Problem requirements: In the listing below, find every line containing "document" and copy it out.

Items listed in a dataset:
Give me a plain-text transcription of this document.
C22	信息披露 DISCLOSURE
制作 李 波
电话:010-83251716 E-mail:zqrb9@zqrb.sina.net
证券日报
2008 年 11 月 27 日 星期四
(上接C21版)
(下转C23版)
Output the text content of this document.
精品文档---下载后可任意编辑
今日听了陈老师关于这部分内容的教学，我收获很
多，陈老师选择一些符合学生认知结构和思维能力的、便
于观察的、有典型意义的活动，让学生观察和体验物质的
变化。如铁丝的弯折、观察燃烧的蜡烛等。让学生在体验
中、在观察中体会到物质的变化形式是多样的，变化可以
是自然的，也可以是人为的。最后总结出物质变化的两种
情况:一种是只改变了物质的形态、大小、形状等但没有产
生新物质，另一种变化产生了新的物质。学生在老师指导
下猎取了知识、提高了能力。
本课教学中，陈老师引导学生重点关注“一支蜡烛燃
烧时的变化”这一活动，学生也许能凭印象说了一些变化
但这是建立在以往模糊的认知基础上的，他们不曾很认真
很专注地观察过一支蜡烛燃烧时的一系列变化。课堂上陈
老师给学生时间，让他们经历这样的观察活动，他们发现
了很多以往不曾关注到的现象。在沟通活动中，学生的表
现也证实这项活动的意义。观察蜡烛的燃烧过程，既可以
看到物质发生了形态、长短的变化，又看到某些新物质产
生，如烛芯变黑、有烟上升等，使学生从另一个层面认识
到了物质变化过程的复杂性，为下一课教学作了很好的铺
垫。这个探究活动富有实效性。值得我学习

Result below:
Give me a plain-text transcription of this document.
Output the text content of this document.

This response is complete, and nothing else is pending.